[RECORDED DATA]
——————

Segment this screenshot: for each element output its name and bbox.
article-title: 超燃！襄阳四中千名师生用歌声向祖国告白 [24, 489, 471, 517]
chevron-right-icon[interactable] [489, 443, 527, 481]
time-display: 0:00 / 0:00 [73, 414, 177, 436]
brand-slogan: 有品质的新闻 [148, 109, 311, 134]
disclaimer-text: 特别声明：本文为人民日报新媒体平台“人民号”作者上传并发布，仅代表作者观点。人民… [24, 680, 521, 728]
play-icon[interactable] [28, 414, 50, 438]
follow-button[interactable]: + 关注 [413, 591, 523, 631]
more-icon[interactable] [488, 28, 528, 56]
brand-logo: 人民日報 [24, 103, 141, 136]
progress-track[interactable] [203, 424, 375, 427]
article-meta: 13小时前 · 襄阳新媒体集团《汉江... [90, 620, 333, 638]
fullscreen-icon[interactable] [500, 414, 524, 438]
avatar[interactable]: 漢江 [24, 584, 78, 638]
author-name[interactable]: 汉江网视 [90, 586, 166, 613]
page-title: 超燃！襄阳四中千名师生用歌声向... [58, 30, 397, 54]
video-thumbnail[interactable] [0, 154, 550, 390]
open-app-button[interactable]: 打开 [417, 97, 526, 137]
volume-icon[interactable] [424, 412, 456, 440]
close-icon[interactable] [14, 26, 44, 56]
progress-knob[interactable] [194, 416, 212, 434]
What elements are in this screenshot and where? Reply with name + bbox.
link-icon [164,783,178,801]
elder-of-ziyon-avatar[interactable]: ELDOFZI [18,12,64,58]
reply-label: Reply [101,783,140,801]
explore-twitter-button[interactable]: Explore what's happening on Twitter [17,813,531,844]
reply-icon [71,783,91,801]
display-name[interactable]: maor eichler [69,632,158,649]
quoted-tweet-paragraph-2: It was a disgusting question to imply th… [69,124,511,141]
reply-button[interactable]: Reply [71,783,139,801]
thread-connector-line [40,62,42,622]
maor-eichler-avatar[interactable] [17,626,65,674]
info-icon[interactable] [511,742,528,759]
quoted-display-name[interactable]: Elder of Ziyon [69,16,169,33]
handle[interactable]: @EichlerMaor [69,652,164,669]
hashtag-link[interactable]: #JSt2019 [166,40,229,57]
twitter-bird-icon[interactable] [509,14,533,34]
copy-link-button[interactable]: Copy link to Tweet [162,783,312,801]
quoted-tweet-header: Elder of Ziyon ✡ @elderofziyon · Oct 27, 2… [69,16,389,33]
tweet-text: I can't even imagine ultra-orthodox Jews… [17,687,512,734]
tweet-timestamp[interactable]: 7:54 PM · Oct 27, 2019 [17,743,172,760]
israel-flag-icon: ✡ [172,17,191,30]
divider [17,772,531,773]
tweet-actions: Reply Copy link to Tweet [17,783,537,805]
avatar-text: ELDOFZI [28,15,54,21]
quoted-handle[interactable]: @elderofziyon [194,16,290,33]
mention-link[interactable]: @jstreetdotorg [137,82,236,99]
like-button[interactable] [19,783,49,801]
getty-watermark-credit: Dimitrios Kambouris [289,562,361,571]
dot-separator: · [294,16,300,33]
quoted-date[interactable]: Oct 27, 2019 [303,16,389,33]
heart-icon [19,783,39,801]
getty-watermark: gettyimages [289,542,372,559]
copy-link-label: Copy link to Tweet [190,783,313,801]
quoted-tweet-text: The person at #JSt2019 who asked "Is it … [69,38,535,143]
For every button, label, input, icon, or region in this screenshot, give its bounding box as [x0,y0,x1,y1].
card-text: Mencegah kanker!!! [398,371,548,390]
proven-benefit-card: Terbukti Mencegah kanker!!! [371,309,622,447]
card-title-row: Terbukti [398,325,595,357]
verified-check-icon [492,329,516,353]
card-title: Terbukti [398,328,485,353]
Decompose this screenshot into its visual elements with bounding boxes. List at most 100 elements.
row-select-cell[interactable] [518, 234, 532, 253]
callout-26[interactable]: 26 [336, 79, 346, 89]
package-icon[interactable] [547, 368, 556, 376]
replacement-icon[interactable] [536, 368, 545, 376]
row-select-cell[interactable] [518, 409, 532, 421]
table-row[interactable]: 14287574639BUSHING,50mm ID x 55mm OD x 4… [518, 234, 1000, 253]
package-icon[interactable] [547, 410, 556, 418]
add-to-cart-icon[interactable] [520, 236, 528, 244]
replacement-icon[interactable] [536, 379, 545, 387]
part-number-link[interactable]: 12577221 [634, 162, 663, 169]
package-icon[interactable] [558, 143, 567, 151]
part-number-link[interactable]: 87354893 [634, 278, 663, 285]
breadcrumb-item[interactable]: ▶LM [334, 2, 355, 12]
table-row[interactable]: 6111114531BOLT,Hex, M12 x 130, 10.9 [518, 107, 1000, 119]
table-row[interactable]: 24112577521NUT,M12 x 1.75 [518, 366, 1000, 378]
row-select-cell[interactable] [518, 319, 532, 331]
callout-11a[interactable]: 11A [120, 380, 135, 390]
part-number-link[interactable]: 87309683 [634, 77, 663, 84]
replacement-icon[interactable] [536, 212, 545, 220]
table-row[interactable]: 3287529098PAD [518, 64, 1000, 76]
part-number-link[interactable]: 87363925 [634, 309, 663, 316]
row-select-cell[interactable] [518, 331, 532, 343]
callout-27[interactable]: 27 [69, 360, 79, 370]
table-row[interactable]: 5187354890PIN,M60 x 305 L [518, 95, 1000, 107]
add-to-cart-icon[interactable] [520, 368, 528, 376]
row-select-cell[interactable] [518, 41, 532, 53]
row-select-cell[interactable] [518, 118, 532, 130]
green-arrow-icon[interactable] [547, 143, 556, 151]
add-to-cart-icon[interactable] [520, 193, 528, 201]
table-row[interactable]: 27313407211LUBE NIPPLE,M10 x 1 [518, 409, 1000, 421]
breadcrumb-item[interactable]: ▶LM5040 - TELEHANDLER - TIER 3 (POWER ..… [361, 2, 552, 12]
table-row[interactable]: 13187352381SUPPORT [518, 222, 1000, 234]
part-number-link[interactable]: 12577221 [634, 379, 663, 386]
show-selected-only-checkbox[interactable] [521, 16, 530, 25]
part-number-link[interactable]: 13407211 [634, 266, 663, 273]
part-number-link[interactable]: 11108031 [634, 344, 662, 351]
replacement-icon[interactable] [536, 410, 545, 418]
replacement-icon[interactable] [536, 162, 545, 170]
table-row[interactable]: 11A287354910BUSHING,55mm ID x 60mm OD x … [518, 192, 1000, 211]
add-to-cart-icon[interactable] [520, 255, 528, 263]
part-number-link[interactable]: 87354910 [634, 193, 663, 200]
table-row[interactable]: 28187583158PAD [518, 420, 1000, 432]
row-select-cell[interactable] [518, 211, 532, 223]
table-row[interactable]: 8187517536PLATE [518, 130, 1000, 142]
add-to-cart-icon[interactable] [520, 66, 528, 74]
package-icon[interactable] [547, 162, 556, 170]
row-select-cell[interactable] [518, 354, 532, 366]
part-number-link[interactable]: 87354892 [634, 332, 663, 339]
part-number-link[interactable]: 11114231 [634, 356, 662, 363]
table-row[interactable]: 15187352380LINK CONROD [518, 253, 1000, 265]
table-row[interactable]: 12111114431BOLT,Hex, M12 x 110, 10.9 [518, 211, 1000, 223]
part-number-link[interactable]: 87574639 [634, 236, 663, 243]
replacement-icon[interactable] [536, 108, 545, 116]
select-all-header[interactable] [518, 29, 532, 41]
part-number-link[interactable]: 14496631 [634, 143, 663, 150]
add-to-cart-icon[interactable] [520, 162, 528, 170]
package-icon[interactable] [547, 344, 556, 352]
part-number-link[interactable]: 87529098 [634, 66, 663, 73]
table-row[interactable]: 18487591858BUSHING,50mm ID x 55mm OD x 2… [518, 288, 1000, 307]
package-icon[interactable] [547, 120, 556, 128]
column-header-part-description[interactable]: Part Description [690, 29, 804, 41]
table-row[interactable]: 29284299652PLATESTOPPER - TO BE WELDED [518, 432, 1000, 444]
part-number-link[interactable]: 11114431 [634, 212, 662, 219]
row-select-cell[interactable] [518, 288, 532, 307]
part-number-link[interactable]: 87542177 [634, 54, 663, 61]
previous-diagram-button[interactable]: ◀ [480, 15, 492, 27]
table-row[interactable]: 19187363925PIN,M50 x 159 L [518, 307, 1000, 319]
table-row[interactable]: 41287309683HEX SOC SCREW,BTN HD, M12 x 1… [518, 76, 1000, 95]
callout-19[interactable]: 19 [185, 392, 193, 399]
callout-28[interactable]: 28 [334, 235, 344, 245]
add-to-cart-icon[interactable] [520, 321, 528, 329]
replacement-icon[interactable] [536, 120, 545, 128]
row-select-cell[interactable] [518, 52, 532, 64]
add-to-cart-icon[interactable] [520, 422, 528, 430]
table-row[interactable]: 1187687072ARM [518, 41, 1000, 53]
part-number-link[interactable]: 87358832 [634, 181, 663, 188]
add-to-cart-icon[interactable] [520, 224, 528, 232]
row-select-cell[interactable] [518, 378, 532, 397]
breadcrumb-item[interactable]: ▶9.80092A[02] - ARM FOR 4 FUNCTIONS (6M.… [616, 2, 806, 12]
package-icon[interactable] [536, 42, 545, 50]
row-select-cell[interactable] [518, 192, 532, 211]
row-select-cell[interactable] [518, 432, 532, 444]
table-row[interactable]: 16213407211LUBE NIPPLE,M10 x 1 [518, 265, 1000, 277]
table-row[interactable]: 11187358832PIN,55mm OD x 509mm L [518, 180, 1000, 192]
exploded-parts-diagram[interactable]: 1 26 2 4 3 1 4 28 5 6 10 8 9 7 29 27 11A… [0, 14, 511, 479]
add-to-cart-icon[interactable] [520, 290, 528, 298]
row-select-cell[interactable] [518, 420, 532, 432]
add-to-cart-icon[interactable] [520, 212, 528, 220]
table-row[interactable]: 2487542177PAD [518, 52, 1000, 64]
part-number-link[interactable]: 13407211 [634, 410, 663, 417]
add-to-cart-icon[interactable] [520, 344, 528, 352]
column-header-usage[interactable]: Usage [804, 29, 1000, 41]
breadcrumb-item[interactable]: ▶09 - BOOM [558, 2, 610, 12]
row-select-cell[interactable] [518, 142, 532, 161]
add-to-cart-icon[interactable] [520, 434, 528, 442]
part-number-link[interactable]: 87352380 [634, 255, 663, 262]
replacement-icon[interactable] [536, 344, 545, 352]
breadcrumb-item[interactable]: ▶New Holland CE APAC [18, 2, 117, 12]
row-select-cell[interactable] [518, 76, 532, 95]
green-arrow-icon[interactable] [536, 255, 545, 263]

——————

[THE REQUEST] Copy out the records above word for word, from the first line through the line containing "maor-eichler-avatar[interactable] [17,626,65,674]", including that line.

[WRITTEN SOLUTION]
Segment this screenshot: for each element output its name and bbox.
article-title: 超燃！襄阳四中千名师生用歌声向祖国告白 [24, 489, 471, 517]
chevron-right-icon[interactable] [489, 443, 527, 481]
time-display: 0:00 / 0:00 [73, 414, 177, 436]
brand-slogan: 有品质的新闻 [148, 109, 311, 134]
disclaimer-text: 特别声明：本文为人民日报新媒体平台“人民号”作者上传并发布，仅代表作者观点。人民… [24, 680, 521, 728]
play-icon[interactable] [28, 414, 50, 438]
follow-button[interactable]: + 关注 [413, 591, 523, 631]
more-icon[interactable] [488, 28, 528, 56]
brand-logo: 人民日報 [24, 103, 141, 136]
progress-track[interactable] [203, 424, 375, 427]
article-meta: 13小时前 · 襄阳新媒体集团《汉江... [90, 620, 333, 638]
fullscreen-icon[interactable] [500, 414, 524, 438]
avatar[interactable]: 漢江 [24, 584, 78, 638]
author-name[interactable]: 汉江网视 [90, 586, 166, 613]
page-title: 超燃！襄阳四中千名师生用歌声向... [58, 30, 397, 54]
video-thumbnail[interactable] [0, 154, 550, 390]
open-app-button[interactable]: 打开 [417, 97, 526, 137]
volume-icon[interactable] [424, 412, 456, 440]
close-icon[interactable] [14, 26, 44, 56]
progress-knob[interactable] [194, 416, 212, 434]
What elements are in this screenshot and where? Reply with name + bbox.
link-icon [164,783,178,801]
elder-of-ziyon-avatar[interactable]: ELDOFZI [18,12,64,58]
reply-label: Reply [101,783,140,801]
explore-twitter-button[interactable]: Explore what's happening on Twitter [17,813,531,844]
reply-icon [71,783,91,801]
display-name[interactable]: maor eichler [69,632,158,649]
quoted-tweet-paragraph-2: It was a disgusting question to imply th… [69,124,511,141]
reply-button[interactable]: Reply [71,783,139,801]
thread-connector-line [40,62,42,622]
maor-eichler-avatar[interactable] [17,626,65,674]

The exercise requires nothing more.